▶ [Stated task]: Extend the review of Big Finish's reworked Doctor Who Season 12 scripts, picking up after its last sentence.

Written by: Terry Nation

Starring: Nicholas Briggs, Sadie Miller, Philip Hinchcliffe, Samira Ahmed

Big Finish has always had a penchant for delivering lost Doctor Who stories to its audience, and often, they’ve worked very well, with only the occasional reaction of “That wasn’t really a loss at all, was it?”

In particular since the company has re-cast Sarah Jane Smith and Harry Sullivan though, a new and tantalising prospect has emerged. Season 12 is widely regarded as one of the best of the Classic Era’s years – Sarah, Harry, a brand new and entirely remarkable Doctor in the body and the voice of Tom Baker, and a combination of returning super-foes and great new body horror monsters – the Daleks, the Cybermen, the Wirrn, and so on.

As it turns out, the scripts that made it to screen as Season 12 had a significant number of alterations from their original versions, and so Big Finish has begun essentially re-imagining them.

▶ [Recorded information]:
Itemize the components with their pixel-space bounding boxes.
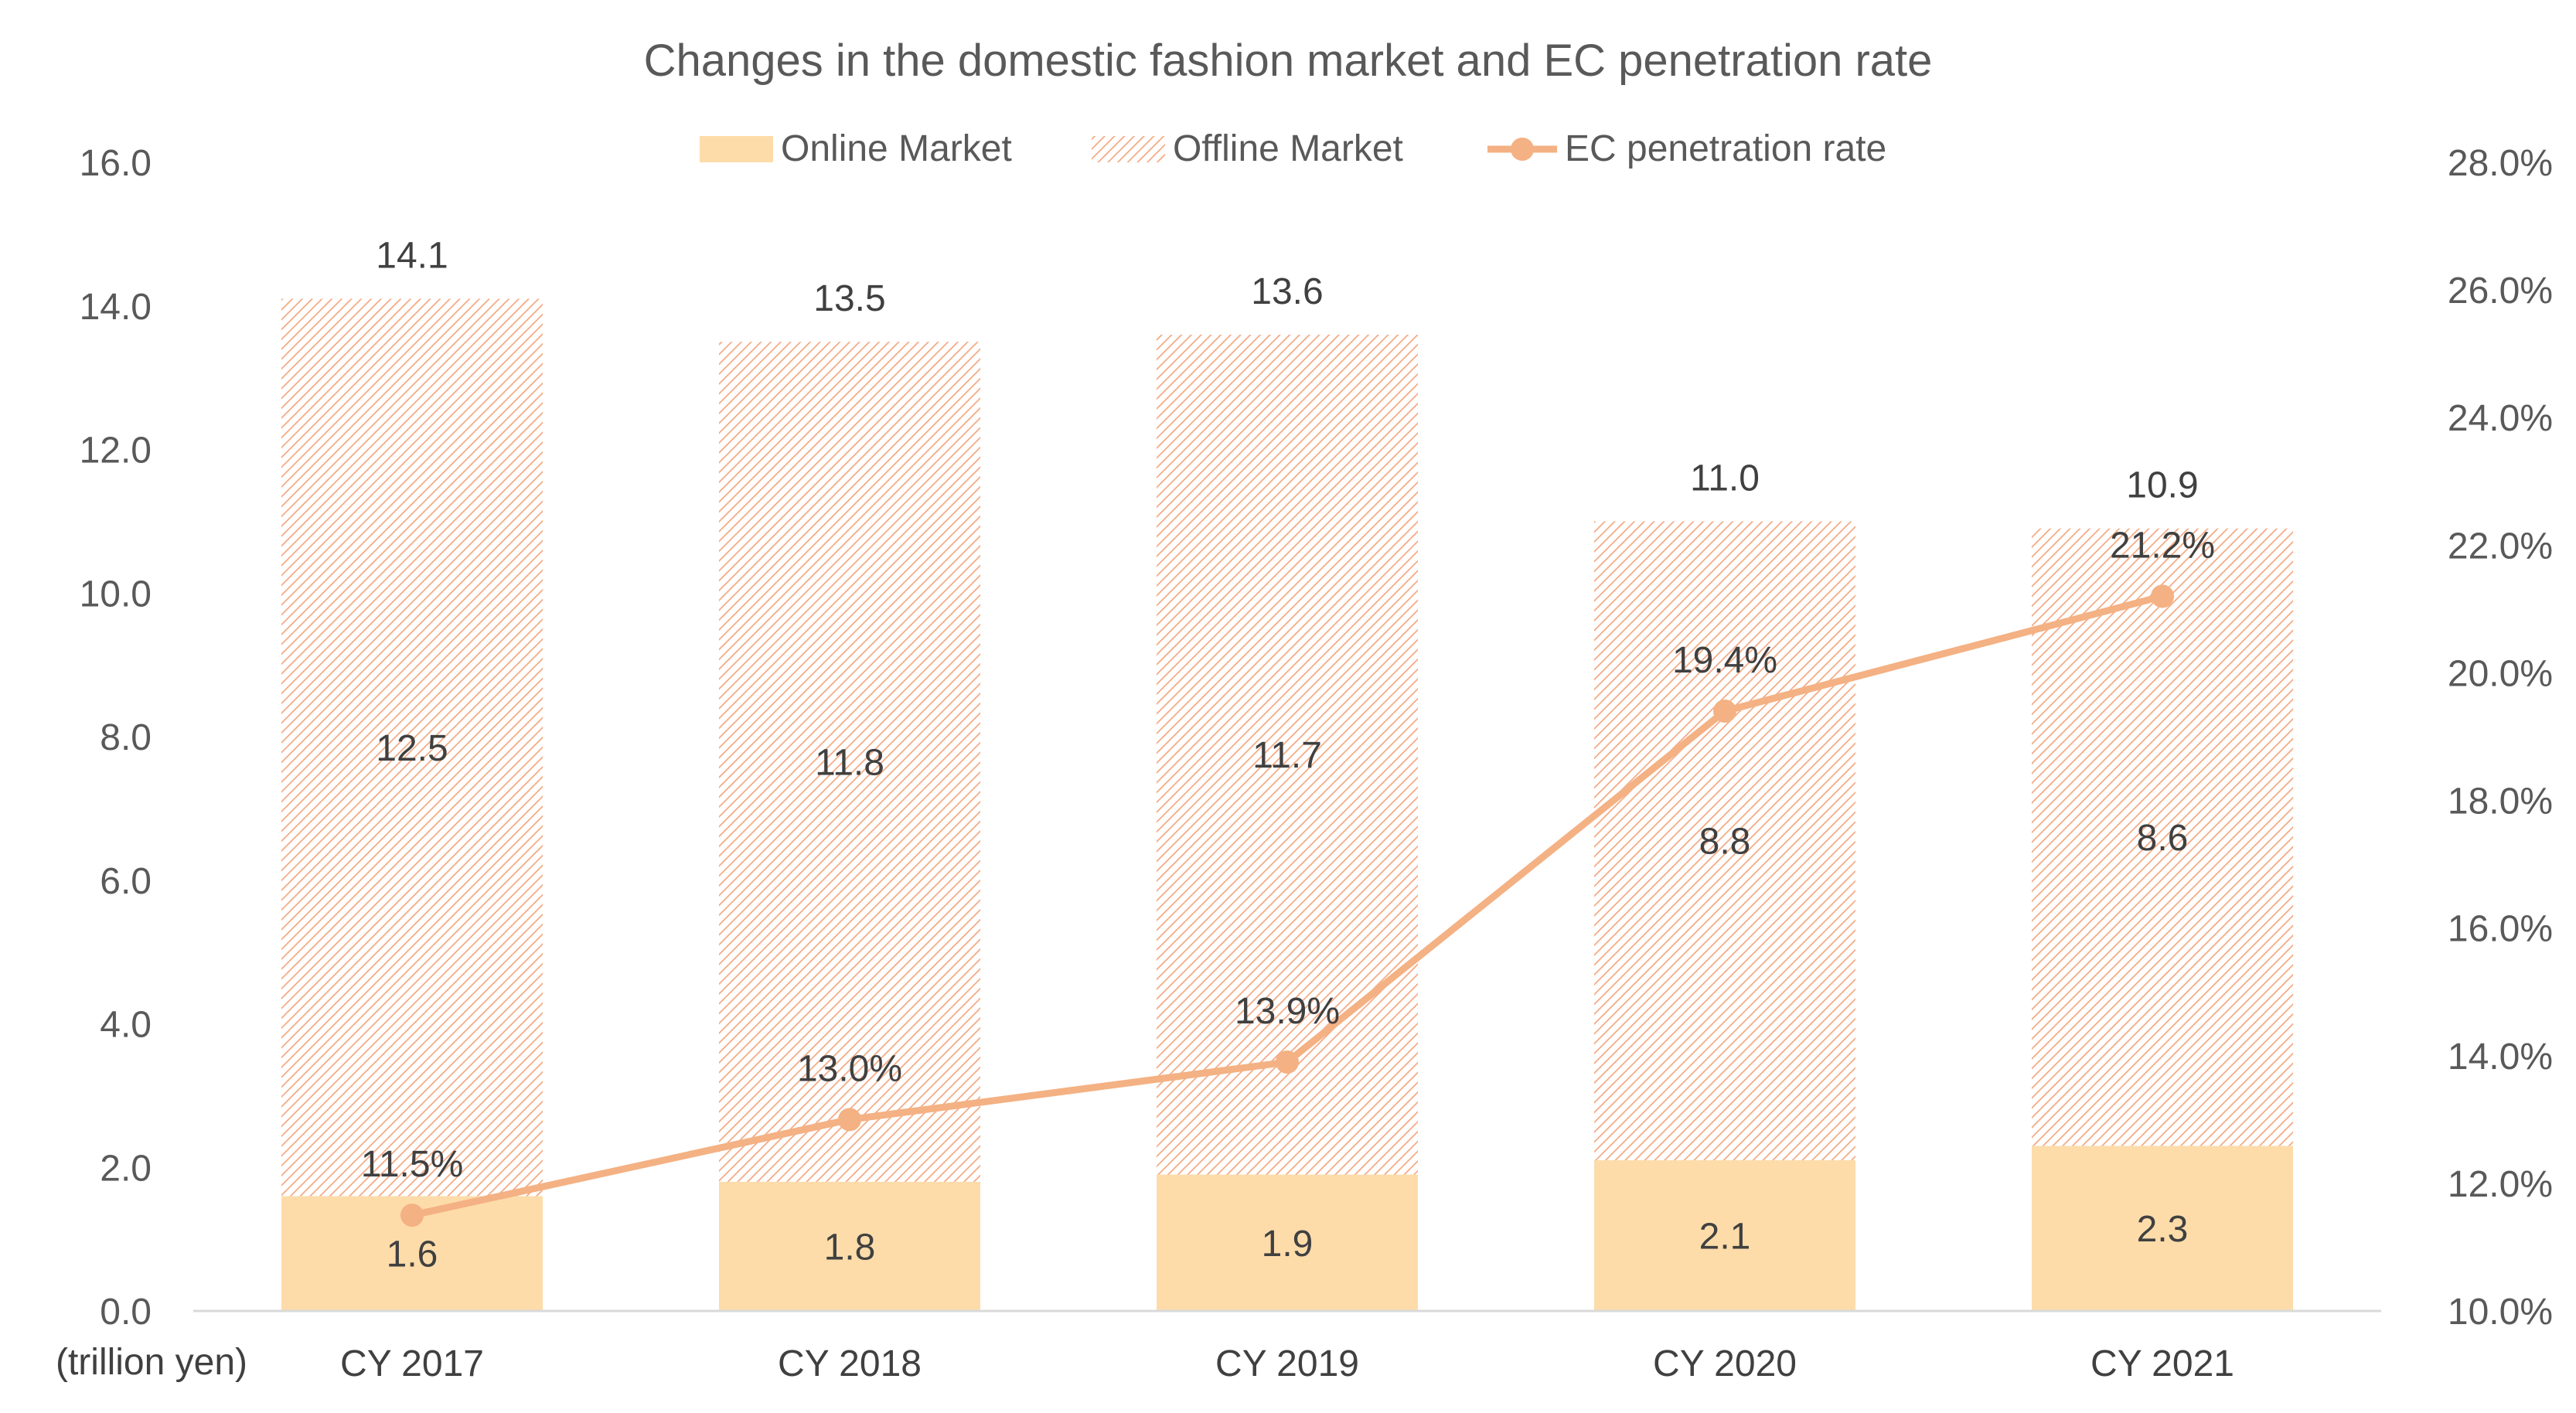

▶ [Response to this task]:
Season 12 – Early Stages

In the case of Return of the Cybermen – the Gerry Davis script that, after significant sledgehammering by Robert Holmes on script editing duties became Revenge of the Cybermen – it was fairly obvious on release why some of the changes proved necessary. There’s an altogether run-of-the-mill Troughton-style story there – as you’d expect from Gerry Davis if he were writing the Cybermen back in that period. They don’t especially advance very much in the original script, and the politics of the Vogans, which in the transmitted version does at least deliver something almost-interesting to cut away to when the Cybermen storyline gets tiresome, is also significantly more dull.

In Doctor Who and the Ark – originally submitted by John “Marco Polo and Aztecs genius” Lucarotti, we get a version of what would later see light as The Ark in Space that, while it more or less fits the same premise and template, is nevertheless strikingly different, with a very different take on the alien menace and a Doctor that, like Davis’ in Return of the Cybermen, is fairly far removed from what Tom Baker would eventually conjure on screen.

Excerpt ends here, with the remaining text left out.